-- BEGIN Article --

Elmo Lincoln (born Otto Elmo Linkenhelt; February 6, 1889June 27, 1952) was an American stage and film actor whose career in motion pictures spanned the silent and sound eras. He performed in over 100 screen productions between 1913 and 1952 and was the first actor to portray on film novelist Edgar Rice Burroughs' fictional "jungle" character Tarzan, initially appearing in that role in the 1918 release Tarzan of the Apes.

Early years 
Lincoln was born Otto Elmo Linkenhelt in Rochester, Indiana. He had six siblings, and he left home at 18 to begin a railroad career as a brakeman on a train. He went on to be a boxer, sailor, and stevedore before he became an actor.

Career 
Lincoln began acting for director D. W. Griffith, who changed the performer's name. Lincoln's first role was in The Battle of Elderbush Gulch (1914), followed by Judith of Bethula (1914), The Birth of a Nation (1915), and Intolerance (1916).

Tarzan films
Stellan Windrow, who initially portrayed the title character in 1918's Tarzan of the Apes, went into military service five weeks after filming began. Lincoln replaced Windrow, although author Edgar Rice Burroughs objected to the choice. Lincoln became best known for that role. (Gordon Griffith played Tarzan as a child in the same movie).  He portrayed the character twice more—in The Romance of Tarzan (also 1918) and in the 1921 serial The Adventures of Tarzan.

Following the end of the silent movie era, Elmo left Hollywood and tried his hand at mining. He also had a salvage business in Salt Lake City. In the late 1930s, he returned to the film industry, most often employed as an extra.  He appeared, uncredited, in two Tarzan films in the 1940s—as a circus roustabout in Tarzan's New York Adventure (1942), and as a fisherman repairing his net in Tarzan's Magic Fountain (1949).

Final role

His final work saw him also playing a brief, uncredited role in the 1952 film Carrie, starring Laurence Olivier.  According to Tarzan of the Movies, by Gabe Essoe, Lincoln was quite proud of his work in this film, as he was an admirer of Olivier.

Death

Lincoln died of a heart attack on June 27, 1952, at age 63.He is interred in a niche at Hollywood Forever Cemetery. 

For his contribution to the motion picture industry, he has a star on the Hollywood Walk of Fame at 7042 Hollywood Boulevard.

Biography
Lincoln's daughter, Marci'a Lincoln Rudolph, recounts his life in her 2001 book My Father, Elmo Lincoln: The Original Tarzan ().

Partial filmography

1910s
 The Battle at Elderbush Gulch (1913, Short) - Cavalryman
 John Barleycorn (1914)
 Judith of Bethulia (1914)
 Brute Force (1914, Short) - In Club (Prologue) / Tribesman (The Old Days)
 Buckshot John (1915) - The Sheriff
 The Birth of a Nation (1915) - Blacksmith (uncredited)

-- END Article --

Problems and tasks –
**a)** Copy the Elmo Lincoln article from "His final work" to "7042 Hollywood Boulevard.".
**b)** In which city did Lincoln have a salvage business, according to the Elmo Lincoln article?
**c)** List the jobs the Elmo Lincoln article says he held before he became an actor.

-- BEGIN Provided records --

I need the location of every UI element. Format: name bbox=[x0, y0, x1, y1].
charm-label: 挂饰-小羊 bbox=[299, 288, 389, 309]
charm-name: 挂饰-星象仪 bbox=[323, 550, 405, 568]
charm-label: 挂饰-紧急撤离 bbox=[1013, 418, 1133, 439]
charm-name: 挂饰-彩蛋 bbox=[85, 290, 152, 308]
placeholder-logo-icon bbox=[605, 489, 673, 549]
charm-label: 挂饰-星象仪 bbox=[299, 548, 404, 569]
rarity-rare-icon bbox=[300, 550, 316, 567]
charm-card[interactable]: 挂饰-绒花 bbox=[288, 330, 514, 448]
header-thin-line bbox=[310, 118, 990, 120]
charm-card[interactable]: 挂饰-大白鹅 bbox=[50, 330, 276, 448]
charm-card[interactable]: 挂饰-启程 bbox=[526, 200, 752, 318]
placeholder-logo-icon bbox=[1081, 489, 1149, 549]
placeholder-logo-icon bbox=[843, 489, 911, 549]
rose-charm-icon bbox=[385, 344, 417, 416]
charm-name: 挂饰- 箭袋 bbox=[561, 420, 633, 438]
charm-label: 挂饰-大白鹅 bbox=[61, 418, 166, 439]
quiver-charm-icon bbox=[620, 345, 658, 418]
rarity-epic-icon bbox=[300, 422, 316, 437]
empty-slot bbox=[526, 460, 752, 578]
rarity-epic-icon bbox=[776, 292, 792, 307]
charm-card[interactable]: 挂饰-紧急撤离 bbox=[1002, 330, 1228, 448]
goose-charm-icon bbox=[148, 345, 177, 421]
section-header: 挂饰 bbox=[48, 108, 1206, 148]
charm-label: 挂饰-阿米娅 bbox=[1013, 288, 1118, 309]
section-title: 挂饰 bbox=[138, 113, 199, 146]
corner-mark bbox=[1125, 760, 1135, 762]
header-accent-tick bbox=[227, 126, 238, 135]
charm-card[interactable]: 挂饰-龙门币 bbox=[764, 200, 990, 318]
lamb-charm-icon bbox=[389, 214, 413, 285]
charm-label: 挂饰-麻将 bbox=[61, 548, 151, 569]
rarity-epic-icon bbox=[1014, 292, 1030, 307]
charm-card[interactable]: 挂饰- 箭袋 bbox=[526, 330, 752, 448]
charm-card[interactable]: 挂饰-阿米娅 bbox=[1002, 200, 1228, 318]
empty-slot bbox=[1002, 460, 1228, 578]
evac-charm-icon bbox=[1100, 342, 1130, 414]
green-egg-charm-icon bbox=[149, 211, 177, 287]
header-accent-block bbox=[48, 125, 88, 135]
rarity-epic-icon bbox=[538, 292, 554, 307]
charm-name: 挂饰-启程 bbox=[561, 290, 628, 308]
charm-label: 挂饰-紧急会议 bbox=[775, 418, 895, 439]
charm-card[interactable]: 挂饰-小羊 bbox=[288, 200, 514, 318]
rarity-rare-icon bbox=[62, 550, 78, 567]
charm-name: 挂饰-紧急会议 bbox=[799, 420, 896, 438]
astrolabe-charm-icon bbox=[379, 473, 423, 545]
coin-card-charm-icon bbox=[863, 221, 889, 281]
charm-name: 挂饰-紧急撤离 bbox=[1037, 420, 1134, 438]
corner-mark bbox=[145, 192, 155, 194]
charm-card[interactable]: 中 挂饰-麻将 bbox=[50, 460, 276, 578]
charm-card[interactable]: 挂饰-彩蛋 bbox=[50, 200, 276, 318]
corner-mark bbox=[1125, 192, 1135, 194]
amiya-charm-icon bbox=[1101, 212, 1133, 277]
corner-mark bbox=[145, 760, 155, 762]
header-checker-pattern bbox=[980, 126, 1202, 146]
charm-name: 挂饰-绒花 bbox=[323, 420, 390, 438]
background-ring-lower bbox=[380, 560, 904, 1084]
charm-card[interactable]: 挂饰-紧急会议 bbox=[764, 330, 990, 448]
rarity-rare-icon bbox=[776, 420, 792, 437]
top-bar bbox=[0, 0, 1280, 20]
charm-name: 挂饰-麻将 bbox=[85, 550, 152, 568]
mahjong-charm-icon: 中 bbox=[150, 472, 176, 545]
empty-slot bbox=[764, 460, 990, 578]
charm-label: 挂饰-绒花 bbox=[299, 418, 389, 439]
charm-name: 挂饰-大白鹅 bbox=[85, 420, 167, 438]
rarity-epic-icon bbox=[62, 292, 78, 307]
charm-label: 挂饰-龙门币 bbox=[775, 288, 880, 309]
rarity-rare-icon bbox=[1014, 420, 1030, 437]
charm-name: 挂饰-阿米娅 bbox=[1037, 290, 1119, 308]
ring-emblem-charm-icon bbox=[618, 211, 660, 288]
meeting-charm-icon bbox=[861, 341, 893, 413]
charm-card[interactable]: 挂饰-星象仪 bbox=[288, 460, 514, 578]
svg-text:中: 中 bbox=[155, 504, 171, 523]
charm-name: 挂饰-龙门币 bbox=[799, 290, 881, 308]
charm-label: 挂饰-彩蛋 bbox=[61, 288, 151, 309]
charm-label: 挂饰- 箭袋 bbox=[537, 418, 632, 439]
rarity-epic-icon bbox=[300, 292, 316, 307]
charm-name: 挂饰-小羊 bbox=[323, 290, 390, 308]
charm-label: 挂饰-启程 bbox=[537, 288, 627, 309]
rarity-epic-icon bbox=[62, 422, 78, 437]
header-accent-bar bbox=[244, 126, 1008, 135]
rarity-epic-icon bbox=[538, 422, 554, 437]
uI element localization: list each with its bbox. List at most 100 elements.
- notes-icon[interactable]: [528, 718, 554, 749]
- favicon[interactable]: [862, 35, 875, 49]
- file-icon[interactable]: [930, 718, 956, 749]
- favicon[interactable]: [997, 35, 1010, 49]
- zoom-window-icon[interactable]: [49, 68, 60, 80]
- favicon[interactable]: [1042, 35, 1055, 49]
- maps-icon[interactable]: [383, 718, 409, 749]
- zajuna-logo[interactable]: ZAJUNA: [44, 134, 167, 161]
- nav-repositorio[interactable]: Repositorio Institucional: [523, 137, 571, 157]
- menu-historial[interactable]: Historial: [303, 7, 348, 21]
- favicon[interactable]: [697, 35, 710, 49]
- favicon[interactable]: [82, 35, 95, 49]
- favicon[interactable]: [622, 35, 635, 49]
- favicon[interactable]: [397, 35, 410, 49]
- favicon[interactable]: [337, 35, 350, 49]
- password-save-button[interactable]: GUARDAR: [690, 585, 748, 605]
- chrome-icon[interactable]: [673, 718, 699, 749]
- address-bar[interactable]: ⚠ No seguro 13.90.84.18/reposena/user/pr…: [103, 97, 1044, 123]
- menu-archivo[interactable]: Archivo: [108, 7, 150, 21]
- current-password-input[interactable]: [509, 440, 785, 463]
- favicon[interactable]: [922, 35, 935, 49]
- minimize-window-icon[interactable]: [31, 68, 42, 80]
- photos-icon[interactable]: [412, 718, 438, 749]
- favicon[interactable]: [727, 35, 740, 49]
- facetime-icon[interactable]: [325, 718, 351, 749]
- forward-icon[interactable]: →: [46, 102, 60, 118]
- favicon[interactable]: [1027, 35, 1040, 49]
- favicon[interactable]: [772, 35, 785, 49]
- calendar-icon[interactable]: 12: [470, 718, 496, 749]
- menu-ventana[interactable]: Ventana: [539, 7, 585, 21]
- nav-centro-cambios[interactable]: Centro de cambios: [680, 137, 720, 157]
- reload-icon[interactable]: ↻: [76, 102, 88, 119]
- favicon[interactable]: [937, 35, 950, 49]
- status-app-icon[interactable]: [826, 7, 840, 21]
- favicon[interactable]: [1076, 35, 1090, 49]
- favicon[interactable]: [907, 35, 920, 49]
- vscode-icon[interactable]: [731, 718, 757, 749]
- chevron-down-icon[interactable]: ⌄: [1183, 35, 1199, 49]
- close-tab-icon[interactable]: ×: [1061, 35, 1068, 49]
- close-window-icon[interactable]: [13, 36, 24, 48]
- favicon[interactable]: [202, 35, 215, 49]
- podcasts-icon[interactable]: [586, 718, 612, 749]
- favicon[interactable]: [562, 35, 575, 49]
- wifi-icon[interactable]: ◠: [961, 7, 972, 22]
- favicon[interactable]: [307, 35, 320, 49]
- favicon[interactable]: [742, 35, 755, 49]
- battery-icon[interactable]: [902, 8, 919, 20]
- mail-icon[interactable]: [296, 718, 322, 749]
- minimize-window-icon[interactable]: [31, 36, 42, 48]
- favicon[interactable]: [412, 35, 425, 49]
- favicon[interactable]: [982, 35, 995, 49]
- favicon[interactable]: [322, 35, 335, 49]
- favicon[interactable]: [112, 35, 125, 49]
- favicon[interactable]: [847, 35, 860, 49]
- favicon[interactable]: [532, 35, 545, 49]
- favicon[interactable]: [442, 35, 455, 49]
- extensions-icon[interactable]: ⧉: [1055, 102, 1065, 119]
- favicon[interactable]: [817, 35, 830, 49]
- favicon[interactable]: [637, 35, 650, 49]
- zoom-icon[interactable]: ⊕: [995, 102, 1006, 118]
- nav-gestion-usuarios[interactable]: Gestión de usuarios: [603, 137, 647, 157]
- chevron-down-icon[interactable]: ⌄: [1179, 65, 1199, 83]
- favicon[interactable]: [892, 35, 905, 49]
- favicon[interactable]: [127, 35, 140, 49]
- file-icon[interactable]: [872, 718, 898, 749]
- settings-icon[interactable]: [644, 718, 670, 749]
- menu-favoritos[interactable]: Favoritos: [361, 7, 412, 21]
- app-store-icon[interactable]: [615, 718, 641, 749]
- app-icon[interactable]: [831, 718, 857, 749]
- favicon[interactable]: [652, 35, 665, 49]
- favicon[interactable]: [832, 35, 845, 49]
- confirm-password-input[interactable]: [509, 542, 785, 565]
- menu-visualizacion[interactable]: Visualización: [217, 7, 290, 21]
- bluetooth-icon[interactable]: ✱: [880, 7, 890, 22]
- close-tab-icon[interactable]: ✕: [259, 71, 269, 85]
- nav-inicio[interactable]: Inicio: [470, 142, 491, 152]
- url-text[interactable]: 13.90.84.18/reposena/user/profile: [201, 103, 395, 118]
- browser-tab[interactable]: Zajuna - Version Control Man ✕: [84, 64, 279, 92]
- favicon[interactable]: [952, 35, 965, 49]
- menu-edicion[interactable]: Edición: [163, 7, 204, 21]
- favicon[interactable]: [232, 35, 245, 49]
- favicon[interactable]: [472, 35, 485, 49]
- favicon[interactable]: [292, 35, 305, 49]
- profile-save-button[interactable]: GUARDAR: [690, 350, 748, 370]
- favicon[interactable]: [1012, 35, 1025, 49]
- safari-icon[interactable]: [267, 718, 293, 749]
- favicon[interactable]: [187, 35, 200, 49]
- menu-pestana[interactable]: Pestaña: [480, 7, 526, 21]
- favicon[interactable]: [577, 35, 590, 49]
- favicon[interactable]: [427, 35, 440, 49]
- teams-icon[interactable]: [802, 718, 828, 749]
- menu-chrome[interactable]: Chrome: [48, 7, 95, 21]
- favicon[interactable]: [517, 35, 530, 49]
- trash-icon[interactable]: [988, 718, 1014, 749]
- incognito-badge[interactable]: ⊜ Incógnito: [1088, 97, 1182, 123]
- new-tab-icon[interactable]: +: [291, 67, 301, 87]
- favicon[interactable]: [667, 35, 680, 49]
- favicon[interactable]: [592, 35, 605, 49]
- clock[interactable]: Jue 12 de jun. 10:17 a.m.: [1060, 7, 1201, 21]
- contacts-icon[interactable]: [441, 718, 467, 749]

-- END Provided records --

Answers per task –
**a)**
His final work saw him also playing a brief, uncredited role in the 1952 film Carrie, starring Laurence Olivier.  According to Tarzan of the Movies, by Gabe Essoe, Lincoln was quite proud of his work in this film, as he was an admirer of Olivier.

Death

Lincoln died of a heart attack on June 27, 1952, at age 63.He is interred in a niche at Hollywood Forever Cemetery. 

For his contribution to the motion picture industry, he has a star on the Hollywood Walk of Fame at 7042 Hollywood Boulevard.

**b)** Salt Lake City

**c)**
- Railroad brakeman
- Boxer
- Sailor
- Stevedore